AIM:
Write out the whole listing exactly as it stands.

··· DATA SECTION

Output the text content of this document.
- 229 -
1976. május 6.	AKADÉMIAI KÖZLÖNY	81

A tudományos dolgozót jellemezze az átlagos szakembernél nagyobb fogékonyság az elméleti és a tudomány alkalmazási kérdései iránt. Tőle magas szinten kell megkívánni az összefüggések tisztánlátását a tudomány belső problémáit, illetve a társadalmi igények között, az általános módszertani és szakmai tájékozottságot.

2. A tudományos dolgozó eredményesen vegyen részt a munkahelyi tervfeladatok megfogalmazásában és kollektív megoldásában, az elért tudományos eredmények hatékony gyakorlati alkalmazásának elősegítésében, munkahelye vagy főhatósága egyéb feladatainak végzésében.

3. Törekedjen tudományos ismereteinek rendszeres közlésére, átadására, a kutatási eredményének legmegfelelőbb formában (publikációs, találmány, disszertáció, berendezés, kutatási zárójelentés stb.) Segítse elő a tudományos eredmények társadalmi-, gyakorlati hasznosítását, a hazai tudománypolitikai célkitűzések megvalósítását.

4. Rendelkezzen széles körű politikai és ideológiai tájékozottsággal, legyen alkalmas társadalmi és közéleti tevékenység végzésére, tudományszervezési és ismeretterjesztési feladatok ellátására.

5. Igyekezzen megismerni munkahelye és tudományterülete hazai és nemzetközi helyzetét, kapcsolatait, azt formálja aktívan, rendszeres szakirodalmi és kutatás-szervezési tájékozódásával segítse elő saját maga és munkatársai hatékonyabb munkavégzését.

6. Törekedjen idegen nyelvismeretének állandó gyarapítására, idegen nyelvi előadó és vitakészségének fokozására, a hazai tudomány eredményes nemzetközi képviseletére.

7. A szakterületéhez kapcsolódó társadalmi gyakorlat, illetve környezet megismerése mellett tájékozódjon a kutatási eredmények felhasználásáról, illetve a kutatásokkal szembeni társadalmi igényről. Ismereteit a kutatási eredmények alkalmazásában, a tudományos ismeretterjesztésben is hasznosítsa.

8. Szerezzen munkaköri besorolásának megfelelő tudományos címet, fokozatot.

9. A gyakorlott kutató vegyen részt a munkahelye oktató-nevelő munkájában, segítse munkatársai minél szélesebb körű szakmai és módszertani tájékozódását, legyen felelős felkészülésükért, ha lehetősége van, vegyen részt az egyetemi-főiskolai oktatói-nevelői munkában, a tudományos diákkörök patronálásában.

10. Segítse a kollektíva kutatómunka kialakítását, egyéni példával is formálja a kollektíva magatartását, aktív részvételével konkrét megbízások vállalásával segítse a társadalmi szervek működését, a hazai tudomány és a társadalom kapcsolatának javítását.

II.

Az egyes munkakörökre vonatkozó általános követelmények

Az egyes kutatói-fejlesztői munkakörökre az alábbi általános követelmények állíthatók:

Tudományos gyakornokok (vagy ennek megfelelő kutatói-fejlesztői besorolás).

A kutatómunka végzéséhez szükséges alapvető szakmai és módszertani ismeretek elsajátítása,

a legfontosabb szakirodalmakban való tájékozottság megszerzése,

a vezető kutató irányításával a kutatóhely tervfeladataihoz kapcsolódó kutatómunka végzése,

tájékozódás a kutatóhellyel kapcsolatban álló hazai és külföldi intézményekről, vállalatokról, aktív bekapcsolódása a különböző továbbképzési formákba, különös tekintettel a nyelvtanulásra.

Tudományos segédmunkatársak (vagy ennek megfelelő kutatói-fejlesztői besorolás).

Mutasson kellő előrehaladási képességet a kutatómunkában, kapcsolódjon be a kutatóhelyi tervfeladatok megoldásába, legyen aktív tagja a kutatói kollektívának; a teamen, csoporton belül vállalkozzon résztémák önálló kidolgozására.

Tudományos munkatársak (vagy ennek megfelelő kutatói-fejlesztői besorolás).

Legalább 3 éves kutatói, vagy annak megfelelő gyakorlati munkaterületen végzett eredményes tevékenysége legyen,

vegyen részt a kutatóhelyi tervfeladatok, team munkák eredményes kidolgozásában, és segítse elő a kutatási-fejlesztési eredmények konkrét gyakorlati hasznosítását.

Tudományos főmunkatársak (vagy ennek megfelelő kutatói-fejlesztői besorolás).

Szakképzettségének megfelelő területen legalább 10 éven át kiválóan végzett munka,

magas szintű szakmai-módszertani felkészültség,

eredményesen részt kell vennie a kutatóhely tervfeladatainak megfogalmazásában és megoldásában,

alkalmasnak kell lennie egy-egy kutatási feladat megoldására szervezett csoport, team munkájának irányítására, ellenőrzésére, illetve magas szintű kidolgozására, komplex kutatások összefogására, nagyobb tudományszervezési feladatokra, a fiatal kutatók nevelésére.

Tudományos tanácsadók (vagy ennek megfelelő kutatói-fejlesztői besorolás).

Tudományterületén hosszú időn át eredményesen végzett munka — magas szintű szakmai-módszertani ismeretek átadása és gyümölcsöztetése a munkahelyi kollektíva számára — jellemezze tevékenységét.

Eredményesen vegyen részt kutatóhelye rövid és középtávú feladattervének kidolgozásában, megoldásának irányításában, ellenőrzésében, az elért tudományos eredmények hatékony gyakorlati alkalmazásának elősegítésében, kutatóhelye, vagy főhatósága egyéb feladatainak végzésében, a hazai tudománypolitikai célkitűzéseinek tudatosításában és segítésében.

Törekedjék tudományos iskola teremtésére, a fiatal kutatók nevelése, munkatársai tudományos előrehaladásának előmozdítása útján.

······

CORRECT RESPONSE:
Output the text content of this document.
- 229 -
1976. május 6.	AKADÉMIAI KÖZLÖNY	81

A tudományos dolgozót jellemezze az átlagos szakembernél nagyobb fogékonyság az elméleti és a tudomány alkalmazási kérdései iránt. Tőle magas szinten kell megkívánni az összefüggések tisztánlátását a tudomány belső problémáit, illetve a társadalmi igények között, az általános módszertani és szakmai tájékozottságot.

2. A tudományos dolgozó eredményesen vegyen részt a munkahelyi tervfeladatok megfogalmazásában és kollektív megoldásában, az elért tudományos eredmények hatékony gyakorlati alkalmazásának elősegítésében, munkahelye vagy főhatósága egyéb feladatainak végzésében.

3. Törekedjen tudományos ismereteinek rendszeres közlésére, átadására, a kutatási eredményének legmegfelelőbb formában (publikációs, találmány, disszertáció, berendezés, kutatási zárójelentés stb.) Segítse elő a tudományos eredmények társadalmi-, gyakorlati hasznosítását, a hazai tudománypolitikai célkitűzések megvalósítását.

4. Rendelkezzen széles körű politikai és ideológiai tájékozottsággal, legyen alkalmas társadalmi és közéleti tevékenység végzésére, tudományszervezési és ismeretterjesztési feladatok ellátására.

5. Igyekezzen megismerni munkahelye és tudományterülete hazai és nemzetközi helyzetét, kapcsolatait, azt formálja aktívan, rendszeres szakirodalmi és kutatás-szervezési tájékozódásával segítse elő saját maga és munkatársai hatékonyabb munkavégzését.

6. Törekedjen idegen nyelvismeretének állandó gyarapítására, idegen nyelvi előadó és vitakészségének fokozására, a hazai tudomány eredményes nemzetközi képviseletére.

7. A szakterületéhez kapcsolódó társadalmi gyakorlat, illetve környezet megismerése mellett tájékozódjon a kutatási eredmények felhasználásáról, illetve a kutatásokkal szembeni társadalmi igényről. Ismereteit a kutatási eredmények alkalmazásában, a tudományos ismeretterjesztésben is hasznosítsa.

8. Szerezzen munkaköri besorolásának megfelelő tudományos címet, fokozatot.

9. A gyakorlott kutató vegyen részt a munkahelye oktató-nevelő munkájában, segítse munkatársai minél szélesebb körű szakmai és módszertani tájékozódását, legyen felelős felkészülésükért, ha lehetősége van, vegyen részt az egyetemi-főiskolai oktatói-nevelői munkában, a tudományos diákkörök patronálásában.

10. Segítse a kollektíva kutatómunka kialakítását, egyéni példával is formálja a kollektíva magatartását, aktív részvételével konkrét megbízások vállalásával segítse a társadalmi szervek működését, a hazai tudomány és a társadalom kapcsolatának javítását.

II.

Az egyes munkakörökre vonatkozó általános követelmények

Az egyes kutatói-fejlesztői munkakörökre az alábbi általános követelmények állíthatók:

Tudományos gyakornokok (vagy ennek megfelelő kutatói-fejlesztői besorolás).

A kutatómunka végzéséhez szükséges alapvető szakmai és módszertani ismeretek elsajátítása,

a legfontosabb szakirodalmakban való tájékozottság megszerzése,

a vezető kutató irányításával a kutatóhely tervfeladataihoz kapcsolódó kutatómunka végzése,

tájékozódás a kutatóhellyel kapcsolatban álló hazai és külföldi intézményekről, vállalatokról, aktív bekapcsolódása a különböző továbbképzési formákba, különös tekintettel a nyelvtanulásra.

Tudományos segédmunkatársak (vagy ennek megfelelő kutatói-fejlesztői besorolás).

Mutasson kellő előrehaladási képességet a kutatómunkában, kapcsolódjon be a kutatóhelyi tervfeladatok megoldásába, legyen aktív tagja a kutatói kollektívának; a teamen, csoporton belül vállalkozzon résztémák önálló kidolgozására.

Tudományos munkatársak (vagy ennek megfelelő kutatói-fejlesztői besorolás).

Legalább 3 éves kutatói, vagy annak megfelelő gyakorlati munkaterületen végzett eredményes tevékenysége legyen,

vegyen részt a kutatóhelyi tervfeladatok, team munkák eredményes kidolgozásában, és segítse elő a kutatási-fejlesztési eredmények konkrét gyakorlati hasznosítását.

Tudományos főmunkatársak (vagy ennek megfelelő kutatói-fejlesztői besorolás).

Szakképzettségének megfelelő területen legalább 10 éven át kiválóan végzett munka,

magas szintű szakmai-módszertani felkészültség,

eredményesen részt kell vennie a kutatóhely tervfeladatainak megfogalmazásában és megoldásában,

alkalmasnak kell lennie egy-egy kutatási feladat megoldására szervezett csoport, team munkájának irányítására, ellenőrzésére, illetve magas szintű kidolgozására, komplex kutatások összefogására, nagyobb tudományszervezési feladatokra, a fiatal kutatók nevelésére.

Tudományos tanácsadók (vagy ennek megfelelő kutatói-fejlesztői besorolás).

Tudományterületén hosszú időn át eredményesen végzett munka — magas szintű szakmai-módszertani ismeretek átadása és gyümölcsöztetése a munkahelyi kollektíva számára — jellemezze tevékenységét.

Eredményesen vegyen részt kutatóhelye rövid és középtávú feladattervének kidolgozásában, megoldásának irányításában, ellenőrzésében, az elért tudományos eredmények hatékony gyakorlati alkalmazásának elősegítésében, kutatóhelye, vagy főhatósága egyéb feladatainak végzésében, a hazai tudománypolitikai célkitűzéseinek tudatosításában és segítésében.

Törekedjék tudományos iskola teremtésére, a fiatal kutatók nevelése, munkatársai tudományos előrehaladásának előmozdítása útján.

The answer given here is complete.